Stored items:

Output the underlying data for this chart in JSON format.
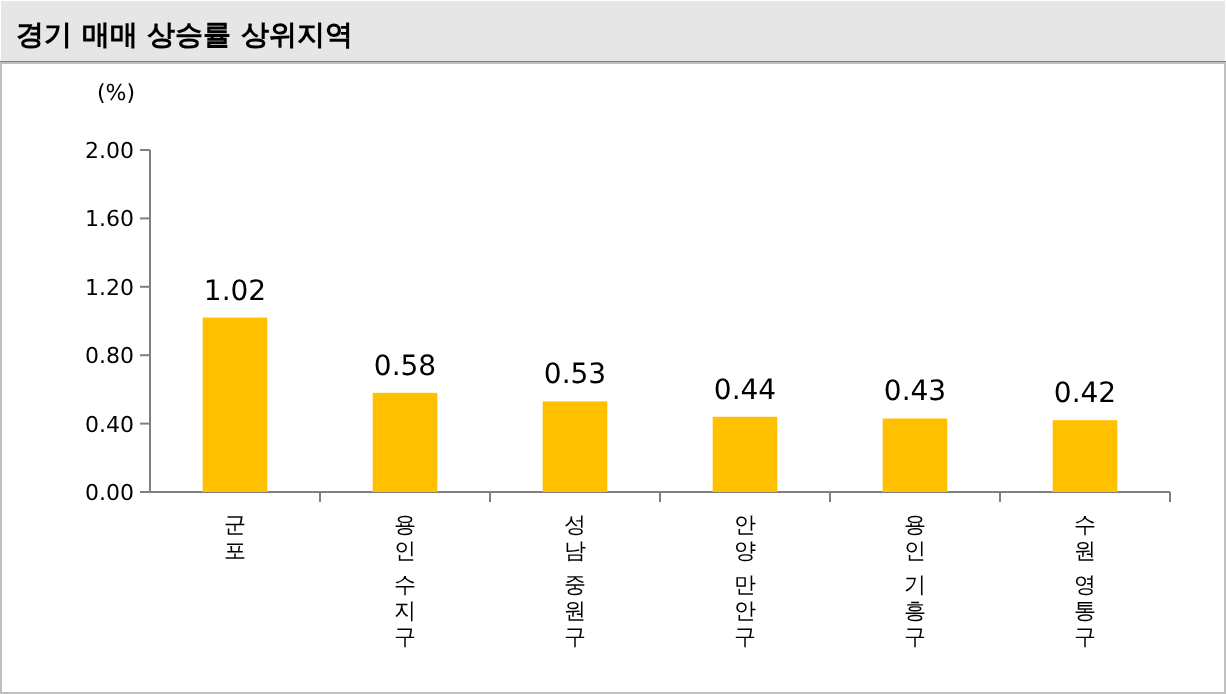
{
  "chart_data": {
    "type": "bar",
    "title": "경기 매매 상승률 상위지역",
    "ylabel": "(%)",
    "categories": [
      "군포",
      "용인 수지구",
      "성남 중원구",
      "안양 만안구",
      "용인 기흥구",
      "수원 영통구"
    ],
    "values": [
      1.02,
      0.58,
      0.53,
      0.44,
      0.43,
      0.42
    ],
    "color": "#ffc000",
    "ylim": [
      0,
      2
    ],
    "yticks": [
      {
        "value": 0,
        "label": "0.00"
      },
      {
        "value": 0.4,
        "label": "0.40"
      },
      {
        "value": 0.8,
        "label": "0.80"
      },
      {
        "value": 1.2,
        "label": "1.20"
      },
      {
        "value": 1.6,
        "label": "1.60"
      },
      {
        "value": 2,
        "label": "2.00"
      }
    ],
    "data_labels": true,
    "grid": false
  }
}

Written problem: Your task is to set down the records shown above exactly, minus any pictures.

Solution:
Output the underlying data for this chart in JSON format.
{
  "chart_data": {
    "type": "bar",
    "title": "경기 매매 상승률 상위지역",
    "ylabel": "(%)",
    "categories": [
      "군포",
      "용인 수지구",
      "성남 중원구",
      "안양 만안구",
      "용인 기흥구",
      "수원 영통구"
    ],
    "values": [
      1.02,
      0.58,
      0.53,
      0.44,
      0.43,
      0.42
    ],
    "color": "#ffc000",
    "ylim": [
      0,
      2
    ],
    "yticks": [
      {
        "value": 0,
        "label": "0.00"
      },
      {
        "value": 0.4,
        "label": "0.40"
      },
      {
        "value": 0.8,
        "label": "0.80"
      },
      {
        "value": 1.2,
        "label": "1.20"
      },
      {
        "value": 1.6,
        "label": "1.60"
      },
      {
        "value": 2,
        "label": "2.00"
      }
    ],
    "data_labels": true,
    "grid": false
  }
}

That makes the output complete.